Return the records in full, exactly as given.

════════════════════

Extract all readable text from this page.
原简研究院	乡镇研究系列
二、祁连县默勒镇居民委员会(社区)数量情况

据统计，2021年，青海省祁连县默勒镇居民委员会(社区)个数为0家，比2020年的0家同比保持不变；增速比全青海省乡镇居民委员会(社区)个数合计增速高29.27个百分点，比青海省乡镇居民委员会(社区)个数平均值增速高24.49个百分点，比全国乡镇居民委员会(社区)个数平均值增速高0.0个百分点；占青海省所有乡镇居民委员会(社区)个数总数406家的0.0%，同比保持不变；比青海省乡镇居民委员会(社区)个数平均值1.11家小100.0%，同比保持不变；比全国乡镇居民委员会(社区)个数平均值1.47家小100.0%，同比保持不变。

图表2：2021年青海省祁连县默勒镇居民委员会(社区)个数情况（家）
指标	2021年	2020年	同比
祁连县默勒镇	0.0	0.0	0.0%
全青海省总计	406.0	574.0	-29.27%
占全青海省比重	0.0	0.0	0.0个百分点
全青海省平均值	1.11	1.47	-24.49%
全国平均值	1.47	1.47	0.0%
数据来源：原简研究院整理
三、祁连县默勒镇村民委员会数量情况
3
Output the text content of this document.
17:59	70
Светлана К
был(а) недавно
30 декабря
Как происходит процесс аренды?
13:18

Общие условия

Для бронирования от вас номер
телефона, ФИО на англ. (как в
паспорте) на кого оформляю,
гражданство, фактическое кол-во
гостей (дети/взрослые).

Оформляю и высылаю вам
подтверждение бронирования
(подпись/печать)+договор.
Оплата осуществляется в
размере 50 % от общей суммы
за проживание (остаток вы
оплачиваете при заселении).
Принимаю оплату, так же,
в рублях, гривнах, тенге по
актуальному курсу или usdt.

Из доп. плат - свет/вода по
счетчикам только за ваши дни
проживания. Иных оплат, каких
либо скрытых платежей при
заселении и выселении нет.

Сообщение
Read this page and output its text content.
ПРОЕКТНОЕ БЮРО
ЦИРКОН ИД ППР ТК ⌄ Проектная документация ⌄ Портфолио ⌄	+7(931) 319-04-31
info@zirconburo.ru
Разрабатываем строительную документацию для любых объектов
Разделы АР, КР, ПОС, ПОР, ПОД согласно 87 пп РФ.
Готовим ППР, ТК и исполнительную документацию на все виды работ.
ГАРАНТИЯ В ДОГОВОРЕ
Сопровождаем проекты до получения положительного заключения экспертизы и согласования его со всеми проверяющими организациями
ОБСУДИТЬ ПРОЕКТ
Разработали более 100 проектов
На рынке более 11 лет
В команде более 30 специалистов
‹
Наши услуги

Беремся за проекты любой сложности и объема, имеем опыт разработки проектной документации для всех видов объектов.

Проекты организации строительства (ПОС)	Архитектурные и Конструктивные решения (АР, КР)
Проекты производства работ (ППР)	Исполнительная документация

════════════════════

## EXPECTED ANSWER
Extract all readable text from this page.
原简研究院	乡镇研究系列
二、祁连县默勒镇居民委员会(社区)数量情况

据统计，2021年，青海省祁连县默勒镇居民委员会(社区)个数为0家，比2020年的0家同比保持不变；增速比全青海省乡镇居民委员会(社区)个数合计增速高29.27个百分点，比青海省乡镇居民委员会(社区)个数平均值增速高24.49个百分点，比全国乡镇居民委员会(社区)个数平均值增速高0.0个百分点；占青海省所有乡镇居民委员会(社区)个数总数406家的0.0%，同比保持不变；比青海省乡镇居民委员会(社区)个数平均值1.11家小100.0%，同比保持不变；比全国乡镇居民委员会(社区)个数平均值1.47家小100.0%，同比保持不变。

图表2：2021年青海省祁连县默勒镇居民委员会(社区)个数情况（家）
指标	2021年	2020年	同比
祁连县默勒镇	0.0	0.0	0.0%
全青海省总计	406.0	574.0	-29.27%
占全青海省比重	0.0	0.0	0.0个百分点
全青海省平均值	1.11	1.47	-24.49%
全国平均值	1.47	1.47	0.0%
数据来源：原简研究院整理
三、祁连县默勒镇村民委员会数量情况
3
Output the text content of this document.
17:59	70
Светлана К
был(а) недавно
30 декабря
Как происходит процесс аренды?
13:18

Общие условия

Для бронирования от вас номер
телефона, ФИО на англ. (как в
паспорте) на кого оформляю,
гражданство, фактическое кол-во
гостей (дети/взрослые).

Оформляю и высылаю вам
подтверждение бронирования
(подпись/печать)+договор.
Оплата осуществляется в
размере 50 % от общей суммы
за проживание (остаток вы
оплачиваете при заселении).
Принимаю оплату, так же,
в рублях, гривнах, тенге по
актуальному курсу или usdt.

Из доп. плат - свет/вода по
счетчикам только за ваши дни
проживания. Иных оплат, каких
либо скрытых платежей при
заселении и выселении нет.

Сообщение
Read this page and output its text content.
ПРОЕКТНОЕ БЮРО
ЦИРКОН ИД ППР ТК ⌄ Проектная документация ⌄ Портфолио ⌄	+7(931) 319-04-31
info@zirconburo.ru
Разрабатываем строительную документацию для любых объектов
Разделы АР, КР, ПОС, ПОР, ПОД согласно 87 пп РФ.
Готовим ППР, ТК и исполнительную документацию на все виды работ.
ГАРАНТИЯ В ДОГОВОРЕ
Сопровождаем проекты до получения положительного заключения экспертизы и согласования его со всеми проверяющими организациями
ОБСУДИТЬ ПРОЕКТ
Разработали более 100 проектов
На рынке более 11 лет
В команде более 30 специалистов
‹
Наши услуги

Беремся за проекты любой сложности и объема, имеем опыт разработки проектной документации для всех видов объектов.

Проекты организации строительства (ПОС)	Архитектурные и Конструктивные решения (АР, КР)
Проекты производства работ (ППР)	Исполнительная документация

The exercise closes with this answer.